PROBLEM DESCRIPTION:
Locate every line in the records below that holds the word "when" and return each one.

[BEGIN DATA FOR THIS TASK]

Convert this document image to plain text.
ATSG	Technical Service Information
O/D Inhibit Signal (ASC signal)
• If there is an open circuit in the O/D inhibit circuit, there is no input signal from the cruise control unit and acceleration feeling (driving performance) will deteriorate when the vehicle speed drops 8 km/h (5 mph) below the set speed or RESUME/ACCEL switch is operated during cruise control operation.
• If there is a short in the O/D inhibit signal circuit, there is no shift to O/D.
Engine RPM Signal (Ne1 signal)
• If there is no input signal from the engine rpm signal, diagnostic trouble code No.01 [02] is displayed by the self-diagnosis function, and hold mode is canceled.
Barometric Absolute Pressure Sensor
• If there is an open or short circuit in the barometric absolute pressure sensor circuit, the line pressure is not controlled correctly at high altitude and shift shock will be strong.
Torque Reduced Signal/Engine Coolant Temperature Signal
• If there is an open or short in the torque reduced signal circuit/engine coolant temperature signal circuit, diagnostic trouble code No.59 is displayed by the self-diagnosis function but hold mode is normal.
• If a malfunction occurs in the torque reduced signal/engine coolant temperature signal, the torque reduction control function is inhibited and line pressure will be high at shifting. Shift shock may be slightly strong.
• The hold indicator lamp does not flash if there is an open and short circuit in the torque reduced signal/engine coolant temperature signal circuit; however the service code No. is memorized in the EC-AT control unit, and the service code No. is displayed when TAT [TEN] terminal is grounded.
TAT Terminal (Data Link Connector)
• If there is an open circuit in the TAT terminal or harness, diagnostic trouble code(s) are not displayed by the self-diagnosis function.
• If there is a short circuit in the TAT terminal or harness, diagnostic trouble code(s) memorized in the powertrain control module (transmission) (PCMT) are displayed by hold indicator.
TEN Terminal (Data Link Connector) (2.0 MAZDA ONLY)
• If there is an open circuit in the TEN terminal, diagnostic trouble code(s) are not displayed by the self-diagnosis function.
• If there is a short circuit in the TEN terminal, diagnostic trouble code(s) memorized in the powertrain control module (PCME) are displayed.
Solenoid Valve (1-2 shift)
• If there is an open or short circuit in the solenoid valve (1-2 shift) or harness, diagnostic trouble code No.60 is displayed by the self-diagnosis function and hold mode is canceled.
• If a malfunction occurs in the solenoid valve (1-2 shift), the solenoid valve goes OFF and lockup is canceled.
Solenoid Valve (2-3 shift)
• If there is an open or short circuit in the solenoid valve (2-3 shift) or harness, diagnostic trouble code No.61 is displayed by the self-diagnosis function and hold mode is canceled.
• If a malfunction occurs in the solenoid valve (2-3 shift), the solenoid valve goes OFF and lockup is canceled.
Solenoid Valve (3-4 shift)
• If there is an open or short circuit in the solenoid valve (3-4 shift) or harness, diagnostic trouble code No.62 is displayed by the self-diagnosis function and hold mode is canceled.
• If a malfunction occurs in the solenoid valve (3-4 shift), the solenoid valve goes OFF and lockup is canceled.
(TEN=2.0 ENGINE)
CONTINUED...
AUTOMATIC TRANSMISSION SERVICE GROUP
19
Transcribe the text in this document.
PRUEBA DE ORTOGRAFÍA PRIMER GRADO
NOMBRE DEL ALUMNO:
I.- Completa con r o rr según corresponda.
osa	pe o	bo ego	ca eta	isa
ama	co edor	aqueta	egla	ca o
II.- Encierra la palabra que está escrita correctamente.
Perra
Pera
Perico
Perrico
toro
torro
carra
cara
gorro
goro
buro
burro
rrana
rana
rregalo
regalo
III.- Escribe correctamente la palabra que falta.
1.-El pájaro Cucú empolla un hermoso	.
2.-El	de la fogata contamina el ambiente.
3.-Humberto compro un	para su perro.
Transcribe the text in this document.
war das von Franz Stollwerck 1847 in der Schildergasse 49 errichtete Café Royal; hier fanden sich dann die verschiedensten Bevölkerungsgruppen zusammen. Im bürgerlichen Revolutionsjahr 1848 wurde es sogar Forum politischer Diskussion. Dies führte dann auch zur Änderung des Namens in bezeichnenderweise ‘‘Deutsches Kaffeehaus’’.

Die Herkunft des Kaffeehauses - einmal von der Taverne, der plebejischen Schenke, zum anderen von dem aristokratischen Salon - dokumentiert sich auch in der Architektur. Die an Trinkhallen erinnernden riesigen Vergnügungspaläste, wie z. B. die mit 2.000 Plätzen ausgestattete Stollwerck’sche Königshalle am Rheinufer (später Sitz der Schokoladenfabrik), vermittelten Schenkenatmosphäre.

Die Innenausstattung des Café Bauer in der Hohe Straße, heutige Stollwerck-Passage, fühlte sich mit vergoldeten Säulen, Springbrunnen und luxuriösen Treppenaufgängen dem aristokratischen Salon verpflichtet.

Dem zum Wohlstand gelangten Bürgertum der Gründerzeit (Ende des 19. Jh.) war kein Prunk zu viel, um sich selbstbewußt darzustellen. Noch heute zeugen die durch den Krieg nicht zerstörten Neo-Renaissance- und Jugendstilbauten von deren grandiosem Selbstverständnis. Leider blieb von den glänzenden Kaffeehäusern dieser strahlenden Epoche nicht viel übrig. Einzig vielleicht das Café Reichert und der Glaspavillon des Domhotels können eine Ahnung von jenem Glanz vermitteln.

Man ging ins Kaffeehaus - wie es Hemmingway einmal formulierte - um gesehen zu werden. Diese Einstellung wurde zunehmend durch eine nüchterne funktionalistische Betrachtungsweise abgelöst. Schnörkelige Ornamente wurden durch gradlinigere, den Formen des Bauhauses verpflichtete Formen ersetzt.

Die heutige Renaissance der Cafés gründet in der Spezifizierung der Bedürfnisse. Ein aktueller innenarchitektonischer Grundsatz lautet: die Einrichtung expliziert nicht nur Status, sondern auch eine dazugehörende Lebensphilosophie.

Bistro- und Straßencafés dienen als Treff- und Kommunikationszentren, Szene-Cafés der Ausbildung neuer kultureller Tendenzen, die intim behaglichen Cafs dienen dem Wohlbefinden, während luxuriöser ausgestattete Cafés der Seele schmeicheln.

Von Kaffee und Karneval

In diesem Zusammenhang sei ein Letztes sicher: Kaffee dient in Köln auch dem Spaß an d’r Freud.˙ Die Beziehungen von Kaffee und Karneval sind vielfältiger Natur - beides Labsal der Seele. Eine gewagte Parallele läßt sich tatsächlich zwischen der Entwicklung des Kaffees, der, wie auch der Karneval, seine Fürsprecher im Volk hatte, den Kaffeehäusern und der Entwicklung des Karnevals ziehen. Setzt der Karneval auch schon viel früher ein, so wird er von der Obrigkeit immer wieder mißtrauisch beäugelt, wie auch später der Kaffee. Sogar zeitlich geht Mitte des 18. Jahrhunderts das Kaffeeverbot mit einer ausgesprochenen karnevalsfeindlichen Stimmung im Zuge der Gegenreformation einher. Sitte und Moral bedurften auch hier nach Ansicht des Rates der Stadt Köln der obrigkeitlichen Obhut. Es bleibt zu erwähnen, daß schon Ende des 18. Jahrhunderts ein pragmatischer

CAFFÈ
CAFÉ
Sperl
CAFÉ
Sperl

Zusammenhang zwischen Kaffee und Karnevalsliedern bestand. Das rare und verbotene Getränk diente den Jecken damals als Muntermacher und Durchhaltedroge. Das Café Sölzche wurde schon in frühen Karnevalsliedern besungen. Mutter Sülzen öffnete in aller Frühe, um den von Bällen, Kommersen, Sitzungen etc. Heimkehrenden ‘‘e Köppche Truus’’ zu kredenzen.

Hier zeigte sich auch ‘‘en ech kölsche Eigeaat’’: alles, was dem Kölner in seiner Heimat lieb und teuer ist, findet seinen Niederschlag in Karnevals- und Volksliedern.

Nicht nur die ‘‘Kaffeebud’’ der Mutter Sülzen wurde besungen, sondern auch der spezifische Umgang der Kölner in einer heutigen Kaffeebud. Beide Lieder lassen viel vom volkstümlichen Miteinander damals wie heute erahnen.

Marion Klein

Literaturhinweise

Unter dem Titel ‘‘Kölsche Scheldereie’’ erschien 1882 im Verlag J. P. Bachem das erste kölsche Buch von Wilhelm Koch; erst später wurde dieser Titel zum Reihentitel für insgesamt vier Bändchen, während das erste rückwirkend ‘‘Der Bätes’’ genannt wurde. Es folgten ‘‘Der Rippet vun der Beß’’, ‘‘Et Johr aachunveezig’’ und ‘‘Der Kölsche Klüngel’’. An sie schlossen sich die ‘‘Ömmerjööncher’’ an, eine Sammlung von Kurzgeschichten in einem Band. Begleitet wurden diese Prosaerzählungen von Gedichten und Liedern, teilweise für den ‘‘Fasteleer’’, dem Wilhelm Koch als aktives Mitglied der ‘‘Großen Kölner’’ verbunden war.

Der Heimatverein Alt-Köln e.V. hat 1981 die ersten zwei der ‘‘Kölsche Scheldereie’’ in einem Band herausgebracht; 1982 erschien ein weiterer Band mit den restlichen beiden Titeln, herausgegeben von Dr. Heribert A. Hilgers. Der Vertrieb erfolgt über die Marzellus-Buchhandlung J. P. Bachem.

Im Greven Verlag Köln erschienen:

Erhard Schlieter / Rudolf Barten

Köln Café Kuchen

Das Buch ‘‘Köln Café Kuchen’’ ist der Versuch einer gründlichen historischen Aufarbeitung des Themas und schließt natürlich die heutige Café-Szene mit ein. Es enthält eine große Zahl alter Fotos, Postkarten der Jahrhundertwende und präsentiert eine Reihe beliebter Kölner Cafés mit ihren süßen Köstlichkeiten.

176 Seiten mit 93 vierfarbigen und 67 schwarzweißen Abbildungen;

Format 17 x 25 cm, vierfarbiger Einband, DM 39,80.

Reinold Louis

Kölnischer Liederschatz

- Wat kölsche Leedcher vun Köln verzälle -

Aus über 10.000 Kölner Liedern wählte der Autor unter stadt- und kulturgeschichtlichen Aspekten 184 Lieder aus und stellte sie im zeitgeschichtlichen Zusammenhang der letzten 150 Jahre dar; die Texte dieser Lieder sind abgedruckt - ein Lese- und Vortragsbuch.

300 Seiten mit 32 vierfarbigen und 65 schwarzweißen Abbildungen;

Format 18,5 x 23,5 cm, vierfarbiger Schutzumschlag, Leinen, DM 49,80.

[END DATA FOR THIS TASK]

RESULT OF THIS TASK:
• If there is an open circuit in the O/D inhibit circuit, there is no input signal from the cruise control unit and acceleration feeling (driving performance) will deteriorate when the vehicle speed drops 8 km/h (5 mph) below the set speed or RESUME/ACCEL switch is operated during cruise control operation.
• The hold indicator lamp does not flash if there is an open and short circuit in the torque reduced signal/engine coolant temperature signal circuit; however the service code No. is memorized in the EC-AT control unit, and the service code No. is displayed when TAT [TEN] terminal is grounded.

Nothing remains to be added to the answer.